** Source **
+-------+
Motorcycle culture has always been about customization: the excitement of an aftermarket exhaust, or the prestige of a gold-anodized Öhlins TTX suspension. But many aftermarket performance components actually impede the bike, while styling add-ons often reduce its overall cash value. What is the future for motorcycle customization?
The pages of CMG are filled with strong voices advocating the pros and cons of stage-one engine tuning, smaller rear sprockets, chrome vs matte finishes, and of course, loud exhaust pipes. What many see as an opportunity to set their motorcycles apart, others see as nothing more than ruining a perfectly good stock machine.
For bikers seeking to free more power, lighten the load, or improve comfort, the wide array of aftermarket parts are a godsend. Unlike our forebears who had to mail away for obscure, hand-printed lists of tuning parts from foreign lands, we in our Amazonian world can get just about any kind of aftermarket motorcycle part delivered to our doorstep with the click of a mouse.
By rights, the world motorcycle aftermarket industry should be on fire, with exploding sales and an ever-widening range of brands and sources to choose from. It is growing, but not the way you might expect.
Let us help you help yourself
The aftermarket performance industry found fertile ground back in the 1970s, when Japanese manufacturers were rapidly advancing the state of motorcycle engine technology. Those popular Japanese motorcycles featured weak frames and spongy suspension that couldn’t cope with the power of their engines, so tuners developed and sold bolt-on parts that dramatically improved the handling of their bikes.
The aftermarket champions we think of today, brands such as Yoshimura or Öhlins, grew up largely in that period. They provided much-needed quality in areas where the motorcycle manufacturers were lacking, due to cost or market constraints. These bolt-on companies flourished in racing too, which added shine to their brands while providing lots of free advertising. Some offered so many modifications that their kits eventually evolved into full-fledged independent motorcycle manufacturers themselves, such as Bimota, Moriwaki, and Metrakit.
Later in the 1980s, as the Yamaha-Honda war pushed mass production motorcycle chassis performance to match engine potential, many of the aftermarket frame and suspension brands closed, but there was still the styling and image element. While a stock Honda or Suzuki might be technically capable far beyond the skill of most riders, consumers wanted to make their mounts special. The aftermarket became more about customization for identity and prestige, and less about performance.
In the cruiser boom of the 1990s, the aftermarket reached its apogee. Companies published vast, telephone-book-sized catalogues filled with thousands of bolt-on accessories and replacement parts for a hungry audience. The mechanical and architectural simplicity of the cruiser platform made it easy, because so many of the functional auxiliary components of the motorcycle were easily accessible, and highly visible compared to contemporary faired bikes.
For better or worse
In this age of slick products and demanding consumer expectations, the idea that a small company can develop an accessory that will connect seamlessly with a highly sophisticated vehicle made by a transnational conglomerate is laughable. Even parts as mundane as tires are so proprietary to specific bikes that there’s little choice when replacing them.
+-------+
Records contained in a dataset
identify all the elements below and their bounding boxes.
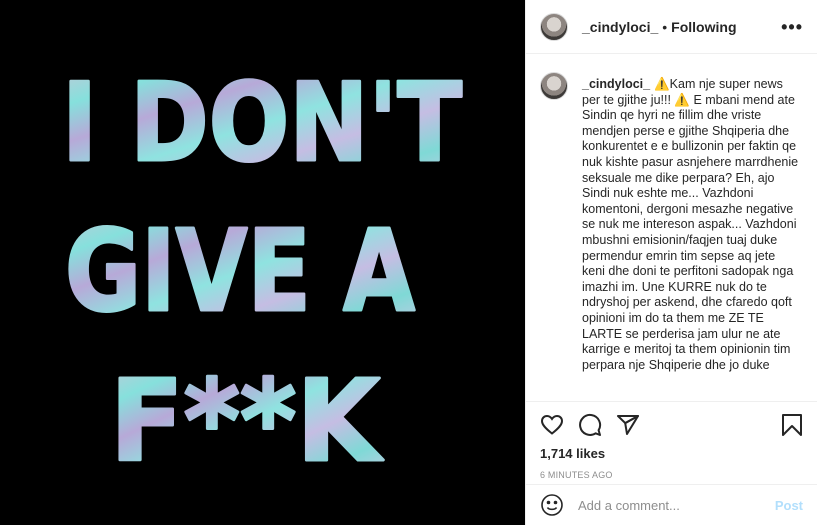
more-horizontal-icon[interactable]: ••• — [781, 18, 803, 36]
caption-text-block: _cindyloci_ ⚠️Kam nje super news per te g… — [582, 68, 801, 401]
share-icon[interactable] — [616, 413, 640, 437]
post-timestamp[interactable]: 6 MINUTES AGO — [526, 461, 817, 480]
author-avatar[interactable] — [540, 12, 568, 41]
comment-input[interactable] — [576, 496, 775, 514]
author-username[interactable]: _cindyloci_ — [582, 19, 658, 35]
comment-bar: Post — [526, 484, 817, 525]
smiley-icon[interactable] — [540, 493, 564, 517]
post-footer: 1,714 likes 6 MINUTES AGO — [526, 401, 817, 480]
post-comment-button[interactable]: Post — [775, 498, 803, 513]
instagram-post: I DON'T GIVE A F**K _cindyloci_ • Follow… — [0, 0, 817, 525]
post-image[interactable]: I DON'T GIVE A F**K — [0, 0, 525, 525]
slogan-line-2: GIVE A — [65, 207, 415, 337]
slogan-graphic: I DON'T GIVE A F**K — [61, 60, 464, 489]
like-count[interactable]: 1,714 likes — [526, 440, 817, 461]
action-bar — [526, 402, 817, 440]
caption-body: ⚠️Kam nje super news per te gjithe ju!!!… — [582, 77, 799, 372]
post-header: _cindyloci_ • Following ••• — [526, 0, 817, 54]
slogan-line-1: I DON'T — [62, 61, 462, 186]
bookmark-icon[interactable] — [781, 413, 803, 437]
post-side-panel: _cindyloci_ • Following ••• _cindyloci_ ⚠… — [525, 0, 817, 525]
following-button[interactable]: Following — [671, 19, 736, 35]
caption-area: _cindyloci_ ⚠️Kam nje super news per te g… — [526, 68, 817, 401]
heart-icon[interactable] — [540, 413, 564, 437]
comment-icon[interactable] — [578, 413, 602, 437]
caption-username[interactable]: _cindyloci_ — [582, 77, 650, 91]
header-separator: • — [662, 18, 668, 35]
caption-avatar[interactable] — [540, 72, 568, 100]
slogan-line-3: F**K — [110, 357, 384, 487]
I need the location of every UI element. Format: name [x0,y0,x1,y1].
+-------+
** Work to be completed **
Reproduce the passage of the motorcycle customization text starting with "For better or" and going on through "when replacing them.", changing "conglomerate" to "corporation".

** Solved exercise **
For better or worse
In this age of slick products and demanding consumer expectations, the idea that a small company can develop an accessory that will connect seamlessly with a highly sophisticated vehicle made by a transnational corporation is laughable. Even parts as mundane as tires are so proprietary to specific bikes that there’s little choice when replacing them.